## YOUR INSTRUCTIONS
Reproduce all entries precisely as they are written.
═════ INFORMATION SUPPLIED ═════
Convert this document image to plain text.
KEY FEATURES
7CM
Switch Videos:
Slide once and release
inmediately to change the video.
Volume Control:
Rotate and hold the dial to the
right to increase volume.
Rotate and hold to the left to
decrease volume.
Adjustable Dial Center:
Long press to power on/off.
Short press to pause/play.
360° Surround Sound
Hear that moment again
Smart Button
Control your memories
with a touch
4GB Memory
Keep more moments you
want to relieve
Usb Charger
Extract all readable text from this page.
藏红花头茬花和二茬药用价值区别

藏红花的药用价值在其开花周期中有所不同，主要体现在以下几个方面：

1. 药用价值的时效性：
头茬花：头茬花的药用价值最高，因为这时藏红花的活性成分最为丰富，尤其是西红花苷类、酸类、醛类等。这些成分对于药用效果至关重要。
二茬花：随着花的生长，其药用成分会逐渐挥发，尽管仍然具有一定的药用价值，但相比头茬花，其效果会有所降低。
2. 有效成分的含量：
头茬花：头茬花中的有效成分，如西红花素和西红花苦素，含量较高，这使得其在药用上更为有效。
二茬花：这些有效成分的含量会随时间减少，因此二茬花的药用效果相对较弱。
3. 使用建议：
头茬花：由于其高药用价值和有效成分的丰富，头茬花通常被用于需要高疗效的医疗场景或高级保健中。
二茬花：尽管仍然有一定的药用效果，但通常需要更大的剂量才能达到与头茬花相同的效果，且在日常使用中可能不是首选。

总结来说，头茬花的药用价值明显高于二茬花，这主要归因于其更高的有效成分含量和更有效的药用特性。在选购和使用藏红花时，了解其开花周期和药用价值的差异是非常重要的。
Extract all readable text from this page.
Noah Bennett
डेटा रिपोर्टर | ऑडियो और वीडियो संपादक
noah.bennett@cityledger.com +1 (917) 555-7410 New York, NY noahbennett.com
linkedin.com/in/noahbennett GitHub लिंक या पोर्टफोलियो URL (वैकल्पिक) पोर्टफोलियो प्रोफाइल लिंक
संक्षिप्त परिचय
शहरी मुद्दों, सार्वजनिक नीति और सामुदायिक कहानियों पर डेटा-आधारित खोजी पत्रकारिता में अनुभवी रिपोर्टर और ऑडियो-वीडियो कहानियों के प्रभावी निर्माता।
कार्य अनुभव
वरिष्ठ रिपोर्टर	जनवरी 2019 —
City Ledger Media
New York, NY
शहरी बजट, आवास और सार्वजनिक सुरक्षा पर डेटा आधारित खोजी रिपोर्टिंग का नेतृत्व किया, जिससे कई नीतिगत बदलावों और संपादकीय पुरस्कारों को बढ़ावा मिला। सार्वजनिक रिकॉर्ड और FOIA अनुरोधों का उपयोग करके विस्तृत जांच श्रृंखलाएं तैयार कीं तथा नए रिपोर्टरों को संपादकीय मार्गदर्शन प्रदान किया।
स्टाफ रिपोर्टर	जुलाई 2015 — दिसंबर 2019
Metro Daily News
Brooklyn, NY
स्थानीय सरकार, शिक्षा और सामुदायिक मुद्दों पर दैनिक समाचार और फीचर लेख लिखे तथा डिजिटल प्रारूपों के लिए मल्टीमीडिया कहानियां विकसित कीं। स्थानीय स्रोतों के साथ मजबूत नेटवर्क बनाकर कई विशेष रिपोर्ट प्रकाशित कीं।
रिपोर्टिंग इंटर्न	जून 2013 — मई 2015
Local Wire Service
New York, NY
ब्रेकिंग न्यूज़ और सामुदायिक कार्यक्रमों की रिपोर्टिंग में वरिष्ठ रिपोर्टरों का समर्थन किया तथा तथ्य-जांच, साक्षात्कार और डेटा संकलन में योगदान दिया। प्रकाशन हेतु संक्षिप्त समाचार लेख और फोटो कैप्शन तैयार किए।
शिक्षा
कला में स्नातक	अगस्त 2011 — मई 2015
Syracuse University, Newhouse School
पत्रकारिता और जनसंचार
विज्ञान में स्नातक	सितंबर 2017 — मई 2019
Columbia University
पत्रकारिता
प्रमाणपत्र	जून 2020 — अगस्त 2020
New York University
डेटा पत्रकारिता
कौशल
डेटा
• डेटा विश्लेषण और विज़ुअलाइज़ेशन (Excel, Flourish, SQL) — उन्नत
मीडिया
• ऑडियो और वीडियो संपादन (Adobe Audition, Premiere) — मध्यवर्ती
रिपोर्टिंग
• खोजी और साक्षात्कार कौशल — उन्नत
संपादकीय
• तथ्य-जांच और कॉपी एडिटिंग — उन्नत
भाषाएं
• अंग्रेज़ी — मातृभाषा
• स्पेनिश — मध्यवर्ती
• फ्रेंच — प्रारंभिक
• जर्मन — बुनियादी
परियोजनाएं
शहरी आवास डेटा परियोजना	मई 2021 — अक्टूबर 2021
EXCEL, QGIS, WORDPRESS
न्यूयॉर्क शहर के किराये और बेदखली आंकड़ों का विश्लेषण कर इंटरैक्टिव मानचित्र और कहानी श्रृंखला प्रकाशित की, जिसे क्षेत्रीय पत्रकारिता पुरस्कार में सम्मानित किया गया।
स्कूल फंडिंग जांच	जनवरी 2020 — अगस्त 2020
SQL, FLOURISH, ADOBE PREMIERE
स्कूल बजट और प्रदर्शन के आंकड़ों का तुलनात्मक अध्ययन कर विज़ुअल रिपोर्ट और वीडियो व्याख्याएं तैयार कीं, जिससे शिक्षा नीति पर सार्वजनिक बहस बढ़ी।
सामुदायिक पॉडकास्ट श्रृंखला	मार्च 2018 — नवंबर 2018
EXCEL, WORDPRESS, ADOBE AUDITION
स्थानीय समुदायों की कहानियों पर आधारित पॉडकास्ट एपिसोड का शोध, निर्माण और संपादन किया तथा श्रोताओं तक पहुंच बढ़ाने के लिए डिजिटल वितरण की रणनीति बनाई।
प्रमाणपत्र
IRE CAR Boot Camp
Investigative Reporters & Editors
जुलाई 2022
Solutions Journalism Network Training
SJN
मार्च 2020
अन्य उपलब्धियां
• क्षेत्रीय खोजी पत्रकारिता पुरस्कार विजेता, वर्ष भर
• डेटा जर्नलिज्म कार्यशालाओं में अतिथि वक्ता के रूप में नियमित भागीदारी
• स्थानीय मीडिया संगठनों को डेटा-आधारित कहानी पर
═════
## OUTPUT OF THE EXERCISE
Convert this document image to plain text.
KEY FEATURES
7CM
Switch Videos:
Slide once and release
inmediately to change the video.
Volume Control:
Rotate and hold the dial to the
right to increase volume.
Rotate and hold to the left to
decrease volume.
Adjustable Dial Center:
Long press to power on/off.
Short press to pause/play.
360° Surround Sound
Hear that moment again
Smart Button
Control your memories
with a touch
4GB Memory
Keep more moments you
want to relieve
Usb Charger
Extract all readable text from this page.
藏红花头茬花和二茬药用价值区别

藏红花的药用价值在其开花周期中有所不同，主要体现在以下几个方面：

1. 药用价值的时效性：
头茬花：头茬花的药用价值最高，因为这时藏红花的活性成分最为丰富，尤其是西红花苷类、酸类、醛类等。这些成分对于药用效果至关重要。
二茬花：随着花的生长，其药用成分会逐渐挥发，尽管仍然具有一定的药用价值，但相比头茬花，其效果会有所降低。
2. 有效成分的含量：
头茬花：头茬花中的有效成分，如西红花素和西红花苦素，含量较高，这使得其在药用上更为有效。
二茬花：这些有效成分的含量会随时间减少，因此二茬花的药用效果相对较弱。
3. 使用建议：
头茬花：由于其高药用价值和有效成分的丰富，头茬花通常被用于需要高疗效的医疗场景或高级保健中。
二茬花：尽管仍然有一定的药用效果，但通常需要更大的剂量才能达到与头茬花相同的效果，且在日常使用中可能不是首选。

总结来说，头茬花的药用价值明显高于二茬花，这主要归因于其更高的有效成分含量和更有效的药用特性。在选购和使用藏红花时，了解其开花周期和药用价值的差异是非常重要的。
Extract all readable text from this page.
Noah Bennett
डेटा रिपोर्टर | ऑडियो और वीडियो संपादक
noah.bennett@cityledger.com +1 (917) 555-7410 New York, NY noahbennett.com
linkedin.com/in/noahbennett GitHub लिंक या पोर्टफोलियो URL (वैकल्पिक) पोर्टफोलियो प्रोफाइल लिंक
संक्षिप्त परिचय
शहरी मुद्दों, सार्वजनिक नीति और सामुदायिक कहानियों पर डेटा-आधारित खोजी पत्रकारिता में अनुभवी रिपोर्टर और ऑडियो-वीडियो कहानियों के प्रभावी निर्माता।
कार्य अनुभव
वरिष्ठ रिपोर्टर	जनवरी 2019 —
City Ledger Media
New York, NY
शहरी बजट, आवास और सार्वजनिक सुरक्षा पर डेटा आधारित खोजी रिपोर्टिंग का नेतृत्व किया, जिससे कई नीतिगत बदलावों और संपादकीय पुरस्कारों को बढ़ावा मिला। सार्वजनिक रिकॉर्ड और FOIA अनुरोधों का उपयोग करके विस्तृत जांच श्रृंखलाएं तैयार कीं तथा नए रिपोर्टरों को संपादकीय मार्गदर्शन प्रदान किया।
स्टाफ रिपोर्टर	जुलाई 2015 — दिसंबर 2019
Metro Daily News
Brooklyn, NY
स्थानीय सरकार, शिक्षा और सामुदायिक मुद्दों पर दैनिक समाचार और फीचर लेख लिखे तथा डिजिटल प्रारूपों के लिए मल्टीमीडिया कहानियां विकसित कीं। स्थानीय स्रोतों के साथ मजबूत नेटवर्क बनाकर कई विशेष रिपोर्ट प्रकाशित कीं।
रिपोर्टिंग इंटर्न	जून 2013 — मई 2015
Local Wire Service
New York, NY
ब्रेकिंग न्यूज़ और सामुदायिक कार्यक्रमों की रिपोर्टिंग में वरिष्ठ रिपोर्टरों का समर्थन किया तथा तथ्य-जांच, साक्षात्कार और डेटा संकलन में योगदान दिया। प्रकाशन हेतु संक्षिप्त समाचार लेख और फोटो कैप्शन तैयार किए।
शिक्षा
कला में स्नातक	अगस्त 2011 — मई 2015
Syracuse University, Newhouse School
पत्रकारिता और जनसंचार
विज्ञान में स्नातक	सितंबर 2017 — मई 2019
Columbia University
पत्रकारिता
प्रमाणपत्र	जून 2020 — अगस्त 2020
New York University
डेटा पत्रकारिता
कौशल
डेटा
• डेटा विश्लेषण और विज़ुअलाइज़ेशन (Excel, Flourish, SQL) — उन्नत
मीडिया
• ऑडियो और वीडियो संपादन (Adobe Audition, Premiere) — मध्यवर्ती
रिपोर्टिंग
• खोजी और साक्षात्कार कौशल — उन्नत
संपादकीय
• तथ्य-जांच और कॉपी एडिटिंग — उन्नत
भाषाएं
• अंग्रेज़ी — मातृभाषा
• स्पेनिश — मध्यवर्ती
• फ्रेंच — प्रारंभिक
• जर्मन — बुनियादी
परियोजनाएं
शहरी आवास डेटा परियोजना	मई 2021 — अक्टूबर 2021
EXCEL, QGIS, WORDPRESS
न्यूयॉर्क शहर के किराये और बेदखली आंकड़ों का विश्लेषण कर इंटरैक्टिव मानचित्र और कहानी श्रृंखला प्रकाशित की, जिसे क्षेत्रीय पत्रकारिता पुरस्कार में सम्मानित किया गया।
स्कूल फंडिंग जांच	जनवरी 2020 — अगस्त 2020
SQL, FLOURISH, ADOBE PREMIERE
स्कूल बजट और प्रदर्शन के आंकड़ों का तुलनात्मक अध्ययन कर विज़ुअल रिपोर्ट और वीडियो व्याख्याएं तैयार कीं, जिससे शिक्षा नीति पर सार्वजनिक बहस बढ़ी।
सामुदायिक पॉडकास्ट श्रृंखला	मार्च 2018 — नवंबर 2018
EXCEL, WORDPRESS, ADOBE AUDITION
स्थानीय समुदायों की कहानियों पर आधारित पॉडकास्ट एपिसोड का शोध, निर्माण और संपादन किया तथा श्रोताओं तक पहुंच बढ़ाने के लिए डिजिटल वितरण की रणनीति बनाई।
प्रमाणपत्र
IRE CAR Boot Camp
Investigative Reporters & Editors
जुलाई 2022
Solutions Journalism Network Training
SJN
मार्च 2020
अन्य उपलब्धियां
• क्षेत्रीय खोजी पत्रकारिता पुरस्कार विजेता, वर्ष भर
• डेटा जर्नलिज्म कार्यशालाओं में अतिथि वक्ता के रूप में नियमित भागीदारी
• स्थानीय मीडिया संगठनों को डेटा-आधारित कहानी पर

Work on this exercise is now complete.